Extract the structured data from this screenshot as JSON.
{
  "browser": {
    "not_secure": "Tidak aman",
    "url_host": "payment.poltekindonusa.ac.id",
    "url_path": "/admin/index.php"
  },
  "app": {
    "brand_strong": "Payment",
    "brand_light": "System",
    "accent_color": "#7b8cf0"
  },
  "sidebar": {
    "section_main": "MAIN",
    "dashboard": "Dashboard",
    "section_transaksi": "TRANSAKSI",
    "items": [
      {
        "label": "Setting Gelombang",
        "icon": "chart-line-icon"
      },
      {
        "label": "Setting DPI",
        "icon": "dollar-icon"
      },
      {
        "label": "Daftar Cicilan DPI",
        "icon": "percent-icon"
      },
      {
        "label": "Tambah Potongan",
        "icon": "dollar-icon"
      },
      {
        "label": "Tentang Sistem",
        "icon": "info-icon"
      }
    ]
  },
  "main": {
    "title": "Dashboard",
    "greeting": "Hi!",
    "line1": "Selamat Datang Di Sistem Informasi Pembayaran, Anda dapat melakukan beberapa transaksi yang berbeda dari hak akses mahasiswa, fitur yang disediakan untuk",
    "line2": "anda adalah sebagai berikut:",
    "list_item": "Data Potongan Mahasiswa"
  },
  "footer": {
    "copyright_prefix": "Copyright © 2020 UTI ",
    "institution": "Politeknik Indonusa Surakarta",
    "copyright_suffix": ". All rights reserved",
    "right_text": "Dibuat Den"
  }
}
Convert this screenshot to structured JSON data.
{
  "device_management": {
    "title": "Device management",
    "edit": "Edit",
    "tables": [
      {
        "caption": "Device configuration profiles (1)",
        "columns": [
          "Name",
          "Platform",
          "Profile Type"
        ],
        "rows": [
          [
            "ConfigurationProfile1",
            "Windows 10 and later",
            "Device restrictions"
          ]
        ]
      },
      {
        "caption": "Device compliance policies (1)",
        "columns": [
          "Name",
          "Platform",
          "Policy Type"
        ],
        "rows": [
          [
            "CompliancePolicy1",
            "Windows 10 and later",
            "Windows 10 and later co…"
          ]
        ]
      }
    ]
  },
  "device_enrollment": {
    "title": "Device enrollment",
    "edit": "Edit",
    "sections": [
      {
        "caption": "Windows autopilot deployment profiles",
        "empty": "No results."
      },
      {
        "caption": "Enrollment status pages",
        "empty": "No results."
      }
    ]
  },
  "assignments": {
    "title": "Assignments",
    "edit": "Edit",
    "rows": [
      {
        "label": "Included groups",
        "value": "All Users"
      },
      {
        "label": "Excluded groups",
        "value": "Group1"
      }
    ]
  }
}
■ ■ ■ ■ ■ ■ ■
Print again each line of the listing above, exactly as it appears.

Right answer:
Extract the structured data from this screenshot as JSON.
{
  "browser": {
    "not_secure": "Tidak aman",
    "url_host": "payment.poltekindonusa.ac.id",
    "url_path": "/admin/index.php"
  },
  "app": {
    "brand_strong": "Payment",
    "brand_light": "System",
    "accent_color": "#7b8cf0"
  },
  "sidebar": {
    "section_main": "MAIN",
    "dashboard": "Dashboard",
    "section_transaksi": "TRANSAKSI",
    "items": [
      {
        "label": "Setting Gelombang",
        "icon": "chart-line-icon"
      },
      {
        "label": "Setting DPI",
        "icon": "dollar-icon"
      },
      {
        "label": "Daftar Cicilan DPI",
        "icon": "percent-icon"
      },
      {
        "label": "Tambah Potongan",
        "icon": "dollar-icon"
      },
      {
        "label": "Tentang Sistem",
        "icon": "info-icon"
      }
    ]
  },
  "main": {
    "title": "Dashboard",
    "greeting": "Hi!",
    "line1": "Selamat Datang Di Sistem Informasi Pembayaran, Anda dapat melakukan beberapa transaksi yang berbeda dari hak akses mahasiswa, fitur yang disediakan untuk",
    "line2": "anda adalah sebagai berikut:",
    "list_item": "Data Potongan Mahasiswa"
  },
  "footer": {
    "copyright_prefix": "Copyright © 2020 UTI ",
    "institution": "Politeknik Indonusa Surakarta",
    "copyright_suffix": ". All rights reserved",
    "right_text": "Dibuat Den"
  }
}
Convert this screenshot to structured JSON data.
{
  "device_management": {
    "title": "Device management",
    "edit": "Edit",
    "tables": [
      {
        "caption": "Device configuration profiles (1)",
        "columns": [
          "Name",
          "Platform",
          "Profile Type"
        ],
        "rows": [
          [
            "ConfigurationProfile1",
            "Windows 10 and later",
            "Device restrictions"
          ]
        ]
      },
      {
        "caption": "Device compliance policies (1)",
        "columns": [
          "Name",
          "Platform",
          "Policy Type"
        ],
        "rows": [
          [
            "CompliancePolicy1",
            "Windows 10 and later",
            "Windows 10 and later co…"
          ]
        ]
      }
    ]
  },
  "device_enrollment": {
    "title": "Device enrollment",
    "edit": "Edit",
    "sections": [
      {
        "caption": "Windows autopilot deployment profiles",
        "empty": "No results."
      },
      {
        "caption": "Enrollment status pages",
        "empty": "No results."
      }
    ]
  },
  "assignments": {
    "title": "Assignments",
    "edit": "Edit",
    "rows": [
      {
        "label": "Included groups",
        "value": "All Users"
      },
      {
        "label": "Excluded groups",
        "value": "Group1"
      }
    ]
  }
}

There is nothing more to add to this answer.